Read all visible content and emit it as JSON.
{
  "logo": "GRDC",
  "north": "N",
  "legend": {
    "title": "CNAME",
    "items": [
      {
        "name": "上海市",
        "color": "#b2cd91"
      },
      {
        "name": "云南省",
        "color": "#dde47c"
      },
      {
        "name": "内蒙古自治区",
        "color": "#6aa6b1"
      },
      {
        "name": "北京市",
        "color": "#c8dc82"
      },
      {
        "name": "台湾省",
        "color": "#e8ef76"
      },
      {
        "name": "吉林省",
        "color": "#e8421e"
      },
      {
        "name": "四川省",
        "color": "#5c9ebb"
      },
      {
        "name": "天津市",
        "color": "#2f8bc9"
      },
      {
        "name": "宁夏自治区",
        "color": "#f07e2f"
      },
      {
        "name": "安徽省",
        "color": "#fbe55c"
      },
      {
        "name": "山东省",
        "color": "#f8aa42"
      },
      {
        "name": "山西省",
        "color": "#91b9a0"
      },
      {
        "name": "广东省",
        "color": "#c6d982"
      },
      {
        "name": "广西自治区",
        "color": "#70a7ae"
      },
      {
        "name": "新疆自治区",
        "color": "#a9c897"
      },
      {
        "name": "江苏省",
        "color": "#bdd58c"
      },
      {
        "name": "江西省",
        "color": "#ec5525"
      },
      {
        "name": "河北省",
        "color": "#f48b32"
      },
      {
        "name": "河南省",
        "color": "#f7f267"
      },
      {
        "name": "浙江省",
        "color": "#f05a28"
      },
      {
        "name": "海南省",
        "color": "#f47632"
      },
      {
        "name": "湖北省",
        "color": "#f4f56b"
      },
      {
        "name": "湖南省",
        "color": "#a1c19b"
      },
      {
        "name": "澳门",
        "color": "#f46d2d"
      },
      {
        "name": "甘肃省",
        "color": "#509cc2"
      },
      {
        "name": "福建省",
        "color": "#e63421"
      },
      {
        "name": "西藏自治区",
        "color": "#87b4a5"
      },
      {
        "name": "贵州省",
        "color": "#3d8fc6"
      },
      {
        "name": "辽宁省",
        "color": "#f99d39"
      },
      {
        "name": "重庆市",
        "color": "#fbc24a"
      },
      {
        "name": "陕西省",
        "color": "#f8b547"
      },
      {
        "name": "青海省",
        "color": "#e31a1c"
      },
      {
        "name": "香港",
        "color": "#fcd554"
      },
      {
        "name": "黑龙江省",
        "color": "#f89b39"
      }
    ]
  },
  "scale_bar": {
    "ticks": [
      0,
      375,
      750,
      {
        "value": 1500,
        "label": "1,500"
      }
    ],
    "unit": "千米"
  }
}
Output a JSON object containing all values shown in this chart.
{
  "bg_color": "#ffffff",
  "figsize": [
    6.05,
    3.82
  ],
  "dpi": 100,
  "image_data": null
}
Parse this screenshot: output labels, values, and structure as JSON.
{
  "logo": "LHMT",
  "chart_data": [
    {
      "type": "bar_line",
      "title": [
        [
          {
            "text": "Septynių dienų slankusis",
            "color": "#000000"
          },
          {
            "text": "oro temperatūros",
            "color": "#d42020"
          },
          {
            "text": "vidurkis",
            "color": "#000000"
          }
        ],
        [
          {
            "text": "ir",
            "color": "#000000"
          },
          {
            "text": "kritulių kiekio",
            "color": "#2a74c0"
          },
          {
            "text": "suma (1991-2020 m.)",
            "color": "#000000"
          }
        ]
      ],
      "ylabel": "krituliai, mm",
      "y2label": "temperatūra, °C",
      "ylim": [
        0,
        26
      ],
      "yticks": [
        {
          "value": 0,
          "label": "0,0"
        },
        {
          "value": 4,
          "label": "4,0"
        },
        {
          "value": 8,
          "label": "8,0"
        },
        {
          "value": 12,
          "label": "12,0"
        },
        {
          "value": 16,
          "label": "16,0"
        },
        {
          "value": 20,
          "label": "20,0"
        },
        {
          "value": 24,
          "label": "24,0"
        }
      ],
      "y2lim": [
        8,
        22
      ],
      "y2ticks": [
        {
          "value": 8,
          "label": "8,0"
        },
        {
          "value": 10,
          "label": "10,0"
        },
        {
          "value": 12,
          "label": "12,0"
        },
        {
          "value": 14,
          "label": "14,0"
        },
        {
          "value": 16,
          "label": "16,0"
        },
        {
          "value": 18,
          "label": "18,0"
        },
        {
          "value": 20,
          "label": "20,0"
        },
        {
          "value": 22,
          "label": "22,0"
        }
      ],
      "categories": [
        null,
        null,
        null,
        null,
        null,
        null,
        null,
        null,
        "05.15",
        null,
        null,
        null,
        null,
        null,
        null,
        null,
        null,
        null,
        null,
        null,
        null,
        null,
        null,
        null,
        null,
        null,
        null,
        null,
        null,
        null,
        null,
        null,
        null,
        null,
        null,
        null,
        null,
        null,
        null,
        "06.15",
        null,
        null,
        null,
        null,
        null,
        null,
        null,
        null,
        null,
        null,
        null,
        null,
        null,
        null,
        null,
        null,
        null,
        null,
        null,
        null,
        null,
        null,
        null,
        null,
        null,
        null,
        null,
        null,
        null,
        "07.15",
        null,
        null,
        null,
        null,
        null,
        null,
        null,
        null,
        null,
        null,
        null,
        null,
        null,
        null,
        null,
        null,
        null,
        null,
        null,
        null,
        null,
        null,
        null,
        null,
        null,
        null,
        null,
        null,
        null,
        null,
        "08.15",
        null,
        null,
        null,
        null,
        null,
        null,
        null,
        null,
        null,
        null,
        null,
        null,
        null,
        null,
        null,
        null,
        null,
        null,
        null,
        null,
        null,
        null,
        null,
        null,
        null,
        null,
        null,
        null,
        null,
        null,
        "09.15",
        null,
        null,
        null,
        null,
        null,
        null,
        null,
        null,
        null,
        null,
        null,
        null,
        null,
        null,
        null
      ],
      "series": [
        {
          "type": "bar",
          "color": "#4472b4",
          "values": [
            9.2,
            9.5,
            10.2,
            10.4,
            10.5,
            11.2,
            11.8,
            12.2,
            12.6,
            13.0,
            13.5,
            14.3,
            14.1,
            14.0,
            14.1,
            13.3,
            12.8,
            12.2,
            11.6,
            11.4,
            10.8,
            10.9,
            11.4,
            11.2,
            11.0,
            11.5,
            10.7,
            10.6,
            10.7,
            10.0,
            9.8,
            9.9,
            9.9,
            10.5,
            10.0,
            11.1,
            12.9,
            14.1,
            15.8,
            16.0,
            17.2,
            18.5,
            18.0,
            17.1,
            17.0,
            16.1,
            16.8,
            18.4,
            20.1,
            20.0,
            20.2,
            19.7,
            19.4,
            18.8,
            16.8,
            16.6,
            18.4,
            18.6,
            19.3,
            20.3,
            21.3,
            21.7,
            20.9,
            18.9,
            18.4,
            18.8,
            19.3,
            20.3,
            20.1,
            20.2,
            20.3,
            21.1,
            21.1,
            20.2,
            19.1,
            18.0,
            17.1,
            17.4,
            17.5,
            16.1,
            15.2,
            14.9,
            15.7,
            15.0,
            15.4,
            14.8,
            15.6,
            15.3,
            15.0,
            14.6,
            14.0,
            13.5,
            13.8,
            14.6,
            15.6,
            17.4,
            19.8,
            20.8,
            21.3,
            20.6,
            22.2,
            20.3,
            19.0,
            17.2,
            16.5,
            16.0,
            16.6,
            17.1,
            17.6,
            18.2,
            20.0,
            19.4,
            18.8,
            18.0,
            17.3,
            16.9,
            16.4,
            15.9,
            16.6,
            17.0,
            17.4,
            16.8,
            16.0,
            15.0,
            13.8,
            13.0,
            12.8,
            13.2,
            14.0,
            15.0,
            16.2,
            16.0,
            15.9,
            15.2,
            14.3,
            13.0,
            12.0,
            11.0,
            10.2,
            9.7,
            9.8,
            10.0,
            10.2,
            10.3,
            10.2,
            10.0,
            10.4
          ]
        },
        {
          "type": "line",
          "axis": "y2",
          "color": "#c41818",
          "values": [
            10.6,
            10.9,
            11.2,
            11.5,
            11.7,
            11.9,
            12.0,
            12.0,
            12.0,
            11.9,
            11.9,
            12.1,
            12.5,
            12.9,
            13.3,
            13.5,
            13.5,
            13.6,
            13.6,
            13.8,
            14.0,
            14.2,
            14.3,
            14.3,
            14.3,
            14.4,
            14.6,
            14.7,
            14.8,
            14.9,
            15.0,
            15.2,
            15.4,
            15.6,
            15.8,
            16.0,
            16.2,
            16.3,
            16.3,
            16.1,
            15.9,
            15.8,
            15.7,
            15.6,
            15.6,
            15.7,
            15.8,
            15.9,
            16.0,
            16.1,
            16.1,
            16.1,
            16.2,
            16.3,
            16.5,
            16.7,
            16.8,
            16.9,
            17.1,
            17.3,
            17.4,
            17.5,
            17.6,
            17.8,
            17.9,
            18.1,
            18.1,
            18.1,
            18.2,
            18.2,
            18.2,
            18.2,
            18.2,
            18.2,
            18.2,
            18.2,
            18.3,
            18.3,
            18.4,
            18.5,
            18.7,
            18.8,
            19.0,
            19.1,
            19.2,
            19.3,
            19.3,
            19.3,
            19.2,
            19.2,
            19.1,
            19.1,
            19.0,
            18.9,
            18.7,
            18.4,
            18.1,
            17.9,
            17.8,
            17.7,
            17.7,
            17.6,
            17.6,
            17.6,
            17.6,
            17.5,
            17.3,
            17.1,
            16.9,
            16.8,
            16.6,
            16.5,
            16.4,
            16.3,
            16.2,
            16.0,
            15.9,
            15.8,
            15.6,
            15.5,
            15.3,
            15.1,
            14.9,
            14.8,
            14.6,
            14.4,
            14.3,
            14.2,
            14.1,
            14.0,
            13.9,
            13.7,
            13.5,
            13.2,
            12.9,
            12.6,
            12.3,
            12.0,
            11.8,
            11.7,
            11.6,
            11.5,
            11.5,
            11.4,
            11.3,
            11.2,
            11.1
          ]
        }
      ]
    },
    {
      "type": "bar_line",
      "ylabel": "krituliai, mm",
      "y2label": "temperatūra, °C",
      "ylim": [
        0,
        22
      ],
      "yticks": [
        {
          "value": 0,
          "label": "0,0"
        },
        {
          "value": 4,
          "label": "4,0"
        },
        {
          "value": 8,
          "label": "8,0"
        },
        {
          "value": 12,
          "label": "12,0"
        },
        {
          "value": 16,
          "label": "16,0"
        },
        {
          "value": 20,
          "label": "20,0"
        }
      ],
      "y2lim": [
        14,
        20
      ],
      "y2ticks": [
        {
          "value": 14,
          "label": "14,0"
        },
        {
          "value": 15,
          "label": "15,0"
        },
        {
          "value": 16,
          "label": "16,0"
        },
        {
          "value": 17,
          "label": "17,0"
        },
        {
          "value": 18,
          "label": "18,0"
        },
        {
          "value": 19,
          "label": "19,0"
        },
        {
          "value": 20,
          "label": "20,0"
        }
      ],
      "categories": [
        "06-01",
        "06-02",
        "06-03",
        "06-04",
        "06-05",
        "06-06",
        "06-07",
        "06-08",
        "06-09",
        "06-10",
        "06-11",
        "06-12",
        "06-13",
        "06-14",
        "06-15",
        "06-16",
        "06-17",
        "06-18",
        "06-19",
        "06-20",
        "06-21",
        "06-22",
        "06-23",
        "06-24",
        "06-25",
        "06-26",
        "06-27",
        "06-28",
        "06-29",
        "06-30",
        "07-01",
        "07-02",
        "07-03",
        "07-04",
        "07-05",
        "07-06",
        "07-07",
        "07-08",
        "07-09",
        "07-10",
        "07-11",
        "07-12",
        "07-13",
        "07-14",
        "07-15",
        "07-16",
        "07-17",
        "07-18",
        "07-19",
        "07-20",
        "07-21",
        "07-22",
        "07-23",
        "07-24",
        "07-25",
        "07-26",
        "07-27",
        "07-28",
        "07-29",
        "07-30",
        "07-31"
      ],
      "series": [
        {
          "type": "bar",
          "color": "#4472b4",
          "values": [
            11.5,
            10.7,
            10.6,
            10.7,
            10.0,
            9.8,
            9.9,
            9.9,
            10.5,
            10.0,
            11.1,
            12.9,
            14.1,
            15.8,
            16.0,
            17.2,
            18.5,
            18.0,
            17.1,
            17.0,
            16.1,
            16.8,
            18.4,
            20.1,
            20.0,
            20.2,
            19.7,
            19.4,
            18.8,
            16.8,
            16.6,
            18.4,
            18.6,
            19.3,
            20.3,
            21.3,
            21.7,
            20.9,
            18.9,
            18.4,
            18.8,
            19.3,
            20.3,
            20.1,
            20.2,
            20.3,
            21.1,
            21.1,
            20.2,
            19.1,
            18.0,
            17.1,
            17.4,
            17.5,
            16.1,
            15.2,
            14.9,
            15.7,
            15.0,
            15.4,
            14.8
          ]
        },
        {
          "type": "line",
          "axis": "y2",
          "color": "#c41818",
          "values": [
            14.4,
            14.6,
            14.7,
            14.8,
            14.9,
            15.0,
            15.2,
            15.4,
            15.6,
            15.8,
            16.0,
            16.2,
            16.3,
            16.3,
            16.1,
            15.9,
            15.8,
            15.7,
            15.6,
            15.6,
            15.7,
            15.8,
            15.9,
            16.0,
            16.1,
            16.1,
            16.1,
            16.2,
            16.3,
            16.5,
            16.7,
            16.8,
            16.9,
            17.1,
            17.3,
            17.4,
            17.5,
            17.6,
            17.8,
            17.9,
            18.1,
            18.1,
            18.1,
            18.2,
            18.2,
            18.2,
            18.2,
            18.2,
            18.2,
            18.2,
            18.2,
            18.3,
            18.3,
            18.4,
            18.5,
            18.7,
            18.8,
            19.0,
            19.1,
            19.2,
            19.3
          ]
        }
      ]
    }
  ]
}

=====

## Work to complete
Using the records above, list each line that includes "text".

## Final result
            "text": "Septynių dienų slankusis",
            "text": "oro temperatūros",
            "text": "vidurkis",
            "text": "ir",
            "text": "kritulių kiekio",
            "text": "suma (1991-2020 m.)",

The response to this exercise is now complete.